===== Data section =====

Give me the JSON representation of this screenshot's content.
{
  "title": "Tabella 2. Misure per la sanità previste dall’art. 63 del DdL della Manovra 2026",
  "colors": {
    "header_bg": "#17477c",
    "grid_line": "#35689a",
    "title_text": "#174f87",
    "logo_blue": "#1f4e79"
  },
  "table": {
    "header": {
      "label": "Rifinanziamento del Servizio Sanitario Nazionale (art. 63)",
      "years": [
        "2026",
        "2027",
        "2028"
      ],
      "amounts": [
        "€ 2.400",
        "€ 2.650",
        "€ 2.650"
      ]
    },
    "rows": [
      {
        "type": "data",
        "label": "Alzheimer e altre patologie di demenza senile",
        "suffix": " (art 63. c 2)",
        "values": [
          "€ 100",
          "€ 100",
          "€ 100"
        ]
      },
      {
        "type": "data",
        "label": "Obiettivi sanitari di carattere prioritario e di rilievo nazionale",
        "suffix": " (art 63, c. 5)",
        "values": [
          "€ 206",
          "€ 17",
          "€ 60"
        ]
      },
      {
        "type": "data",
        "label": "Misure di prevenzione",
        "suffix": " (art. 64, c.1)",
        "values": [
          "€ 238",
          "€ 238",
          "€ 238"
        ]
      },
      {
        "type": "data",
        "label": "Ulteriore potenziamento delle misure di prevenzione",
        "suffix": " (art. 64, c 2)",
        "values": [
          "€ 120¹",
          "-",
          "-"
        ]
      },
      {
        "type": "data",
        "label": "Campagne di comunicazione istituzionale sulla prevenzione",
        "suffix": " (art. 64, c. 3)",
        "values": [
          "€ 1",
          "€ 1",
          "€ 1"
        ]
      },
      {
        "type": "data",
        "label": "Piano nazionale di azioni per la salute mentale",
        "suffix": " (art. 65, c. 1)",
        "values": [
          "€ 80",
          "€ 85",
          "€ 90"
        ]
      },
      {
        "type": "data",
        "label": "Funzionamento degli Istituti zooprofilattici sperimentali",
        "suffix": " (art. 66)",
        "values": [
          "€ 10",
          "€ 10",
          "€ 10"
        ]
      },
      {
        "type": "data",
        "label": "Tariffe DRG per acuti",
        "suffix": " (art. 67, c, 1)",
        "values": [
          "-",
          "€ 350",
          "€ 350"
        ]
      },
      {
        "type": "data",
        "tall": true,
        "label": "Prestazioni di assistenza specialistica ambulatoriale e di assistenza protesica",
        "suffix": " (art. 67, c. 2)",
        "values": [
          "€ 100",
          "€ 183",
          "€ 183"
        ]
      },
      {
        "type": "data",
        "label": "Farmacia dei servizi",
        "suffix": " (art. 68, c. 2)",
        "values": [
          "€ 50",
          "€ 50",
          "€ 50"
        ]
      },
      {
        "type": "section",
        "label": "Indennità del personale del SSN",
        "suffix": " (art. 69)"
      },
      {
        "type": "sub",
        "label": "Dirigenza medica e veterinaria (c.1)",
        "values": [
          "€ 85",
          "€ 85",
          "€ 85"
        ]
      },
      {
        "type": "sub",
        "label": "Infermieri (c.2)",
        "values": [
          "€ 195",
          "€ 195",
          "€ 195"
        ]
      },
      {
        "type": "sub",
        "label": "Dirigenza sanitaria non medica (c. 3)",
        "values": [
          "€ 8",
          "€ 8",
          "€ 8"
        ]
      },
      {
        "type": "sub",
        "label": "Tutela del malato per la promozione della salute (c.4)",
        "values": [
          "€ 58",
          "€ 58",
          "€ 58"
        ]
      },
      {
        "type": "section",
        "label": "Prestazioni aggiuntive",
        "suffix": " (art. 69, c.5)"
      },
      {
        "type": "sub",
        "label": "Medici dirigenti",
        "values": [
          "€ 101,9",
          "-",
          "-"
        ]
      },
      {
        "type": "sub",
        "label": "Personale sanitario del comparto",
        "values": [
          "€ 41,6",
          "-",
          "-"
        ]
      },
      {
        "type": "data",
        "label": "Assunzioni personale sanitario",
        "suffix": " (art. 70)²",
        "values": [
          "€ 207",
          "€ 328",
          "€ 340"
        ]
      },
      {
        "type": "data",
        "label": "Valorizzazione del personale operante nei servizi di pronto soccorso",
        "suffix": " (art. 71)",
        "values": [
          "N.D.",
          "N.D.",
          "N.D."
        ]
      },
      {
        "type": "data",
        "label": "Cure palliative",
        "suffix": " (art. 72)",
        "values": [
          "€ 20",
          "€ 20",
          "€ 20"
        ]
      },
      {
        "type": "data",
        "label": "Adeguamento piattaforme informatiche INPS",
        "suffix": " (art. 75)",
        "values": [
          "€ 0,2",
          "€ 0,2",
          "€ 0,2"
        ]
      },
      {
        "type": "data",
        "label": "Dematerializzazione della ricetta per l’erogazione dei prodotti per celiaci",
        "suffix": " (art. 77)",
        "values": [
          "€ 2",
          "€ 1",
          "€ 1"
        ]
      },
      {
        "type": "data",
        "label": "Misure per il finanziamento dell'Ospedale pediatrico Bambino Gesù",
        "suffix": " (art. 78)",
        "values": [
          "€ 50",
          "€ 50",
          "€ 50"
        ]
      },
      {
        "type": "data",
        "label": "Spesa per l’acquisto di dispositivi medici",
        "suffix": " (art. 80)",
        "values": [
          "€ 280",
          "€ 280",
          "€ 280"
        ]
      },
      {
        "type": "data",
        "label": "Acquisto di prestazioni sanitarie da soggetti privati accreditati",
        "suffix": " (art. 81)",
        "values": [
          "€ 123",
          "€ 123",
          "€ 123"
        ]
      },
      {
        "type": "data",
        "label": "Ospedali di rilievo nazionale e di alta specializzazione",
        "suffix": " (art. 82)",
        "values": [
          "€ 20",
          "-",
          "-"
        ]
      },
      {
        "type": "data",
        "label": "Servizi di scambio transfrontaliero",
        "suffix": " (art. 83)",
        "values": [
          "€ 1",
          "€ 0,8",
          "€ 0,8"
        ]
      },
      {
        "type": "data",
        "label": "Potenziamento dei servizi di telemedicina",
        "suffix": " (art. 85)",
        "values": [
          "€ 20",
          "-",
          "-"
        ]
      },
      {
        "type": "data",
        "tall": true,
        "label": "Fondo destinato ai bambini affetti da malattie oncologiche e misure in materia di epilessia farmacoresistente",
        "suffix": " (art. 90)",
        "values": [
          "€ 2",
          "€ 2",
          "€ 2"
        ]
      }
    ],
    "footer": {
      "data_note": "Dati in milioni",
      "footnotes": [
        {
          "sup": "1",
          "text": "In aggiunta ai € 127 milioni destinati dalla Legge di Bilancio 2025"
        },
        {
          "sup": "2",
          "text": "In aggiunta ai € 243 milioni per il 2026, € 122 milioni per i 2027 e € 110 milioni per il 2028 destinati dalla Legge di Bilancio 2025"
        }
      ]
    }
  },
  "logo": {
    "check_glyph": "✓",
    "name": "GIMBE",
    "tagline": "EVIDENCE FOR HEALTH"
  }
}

=====

• Work to be completed: Repeat all entries. Match them exactly.

• Solved problem:
Give me the JSON representation of this screenshot's content.
{
  "title": "Tabella 2. Misure per la sanità previste dall’art. 63 del DdL della Manovra 2026",
  "colors": {
    "header_bg": "#17477c",
    "grid_line": "#35689a",
    "title_text": "#174f87",
    "logo_blue": "#1f4e79"
  },
  "table": {
    "header": {
      "label": "Rifinanziamento del Servizio Sanitario Nazionale (art. 63)",
      "years": [
        "2026",
        "2027",
        "2028"
      ],
      "amounts": [
        "€ 2.400",
        "€ 2.650",
        "€ 2.650"
      ]
    },
    "rows": [
      {
        "type": "data",
        "label": "Alzheimer e altre patologie di demenza senile",
        "suffix": " (art 63. c 2)",
        "values": [
          "€ 100",
          "€ 100",
          "€ 100"
        ]
      },
      {
        "type": "data",
        "label": "Obiettivi sanitari di carattere prioritario e di rilievo nazionale",
        "suffix": " (art 63, c. 5)",
        "values": [
          "€ 206",
          "€ 17",
          "€ 60"
        ]
      },
      {
        "type": "data",
        "label": "Misure di prevenzione",
        "suffix": " (art. 64, c.1)",
        "values": [
          "€ 238",
          "€ 238",
          "€ 238"
        ]
      },
      {
        "type": "data",
        "label": "Ulteriore potenziamento delle misure di prevenzione",
        "suffix": " (art. 64, c 2)",
        "values": [
          "€ 120¹",
          "-",
          "-"
        ]
      },
      {
        "type": "data",
        "label": "Campagne di comunicazione istituzionale sulla prevenzione",
        "suffix": " (art. 64, c. 3)",
        "values": [
          "€ 1",
          "€ 1",
          "€ 1"
        ]
      },
      {
        "type": "data",
        "label": "Piano nazionale di azioni per la salute mentale",
        "suffix": " (art. 65, c. 1)",
        "values": [
          "€ 80",
          "€ 85",
          "€ 90"
        ]
      },
      {
        "type": "data",
        "label": "Funzionamento degli Istituti zooprofilattici sperimentali",
        "suffix": " (art. 66)",
        "values": [
          "€ 10",
          "€ 10",
          "€ 10"
        ]
      },
      {
        "type": "data",
        "label": "Tariffe DRG per acuti",
        "suffix": " (art. 67, c, 1)",
        "values": [
          "-",
          "€ 350",
          "€ 350"
        ]
      },
      {
        "type": "data",
        "tall": true,
        "label": "Prestazioni di assistenza specialistica ambulatoriale e di assistenza protesica",
        "suffix": " (art. 67, c. 2)",
        "values": [
          "€ 100",
          "€ 183",
          "€ 183"
        ]
      },
      {
        "type": "data",
        "label": "Farmacia dei servizi",
        "suffix": " (art. 68, c. 2)",
        "values": [
          "€ 50",
          "€ 50",
          "€ 50"
        ]
      },
      {
        "type": "section",
        "label": "Indennità del personale del SSN",
        "suffix": " (art. 69)"
      },
      {
        "type": "sub",
        "label": "Dirigenza medica e veterinaria (c.1)",
        "values": [
          "€ 85",
          "€ 85",
          "€ 85"
        ]
      },
      {
        "type": "sub",
        "label": "Infermieri (c.2)",
        "values": [
          "€ 195",
          "€ 195",
          "€ 195"
        ]
      },
      {
        "type": "sub",
        "label": "Dirigenza sanitaria non medica (c. 3)",
        "values": [
          "€ 8",
          "€ 8",
          "€ 8"
        ]
      },
      {
        "type": "sub",
        "label": "Tutela del malato per la promozione della salute (c.4)",
        "values": [
          "€ 58",
          "€ 58",
          "€ 58"
        ]
      },
      {
        "type": "section",
        "label": "Prestazioni aggiuntive",
        "suffix": " (art. 69, c.5)"
      },
      {
        "type": "sub",
        "label": "Medici dirigenti",
        "values": [
          "€ 101,9",
          "-",
          "-"
        ]
      },
      {
        "type": "sub",
        "label": "Personale sanitario del comparto",
        "values": [
          "€ 41,6",
          "-",
          "-"
        ]
      },
      {
        "type": "data",
        "label": "Assunzioni personale sanitario",
        "suffix": " (art. 70)²",
        "values": [
          "€ 207",
          "€ 328",
          "€ 340"
        ]
      },
      {
        "type": "data",
        "label": "Valorizzazione del personale operante nei servizi di pronto soccorso",
        "suffix": " (art. 71)",
        "values": [
          "N.D.",
          "N.D.",
          "N.D."
        ]
      },
      {
        "type": "data",
        "label": "Cure palliative",
        "suffix": " (art. 72)",
        "values": [
          "€ 20",
          "€ 20",
          "€ 20"
        ]
      },
      {
        "type": "data",
        "label": "Adeguamento piattaforme informatiche INPS",
        "suffix": " (art. 75)",
        "values": [
          "€ 0,2",
          "€ 0,2",
          "€ 0,2"
        ]
      },
      {
        "type": "data",
        "label": "Dematerializzazione della ricetta per l’erogazione dei prodotti per celiaci",
        "suffix": " (art. 77)",
        "values": [
          "€ 2",
          "€ 1",
          "€ 1"
        ]
      },
      {
        "type": "data",
        "label": "Misure per il finanziamento dell'Ospedale pediatrico Bambino Gesù",
        "suffix": " (art. 78)",
        "values": [
          "€ 50",
          "€ 50",
          "€ 50"
        ]
      },
      {
        "type": "data",
        "label": "Spesa per l’acquisto di dispositivi medici",
        "suffix": " (art. 80)",
        "values": [
          "€ 280",
          "€ 280",
          "€ 280"
        ]
      },
      {
        "type": "data",
        "label": "Acquisto di prestazioni sanitarie da soggetti privati accreditati",
        "suffix": " (art. 81)",
        "values": [
          "€ 123",
          "€ 123",
          "€ 123"
        ]
      },
      {
        "type": "data",
        "label": "Ospedali di rilievo nazionale e di alta specializzazione",
        "suffix": " (art. 82)",
        "values": [
          "€ 20",
          "-",
          "-"
        ]
      },
      {
        "type": "data",
        "label": "Servizi di scambio transfrontaliero",
        "suffix": " (art. 83)",
        "values": [
          "€ 1",
          "€ 0,8",
          "€ 0,8"
        ]
      },
      {
        "type": "data",
        "label": "Potenziamento dei servizi di telemedicina",
        "suffix": " (art. 85)",
        "values": [
          "€ 20",
          "-",
          "-"
        ]
      },
      {
        "type": "data",
        "tall": true,
        "label": "Fondo destinato ai bambini affetti da malattie oncologiche e misure in materia di epilessia farmacoresistente",
        "suffix": " (art. 90)",
        "values": [
          "€ 2",
          "€ 2",
          "€ 2"
        ]
      }
    ],
    "footer": {
      "data_note": "Dati in milioni",
      "footnotes": [
        {
          "sup": "1",
          "text": "In aggiunta ai € 127 milioni destinati dalla Legge di Bilancio 2025"
        },
        {
          "sup": "2",
          "text": "In aggiunta ai € 243 milioni per il 2026, € 122 milioni per i 2027 e € 110 milioni per il 2028 destinati dalla Legge di Bilancio 2025"
        }
      ]
    }
  },
  "logo": {
    "check_glyph": "✓",
    "name": "GIMBE",
    "tagline": "EVIDENCE FOR HEALTH"
  }
}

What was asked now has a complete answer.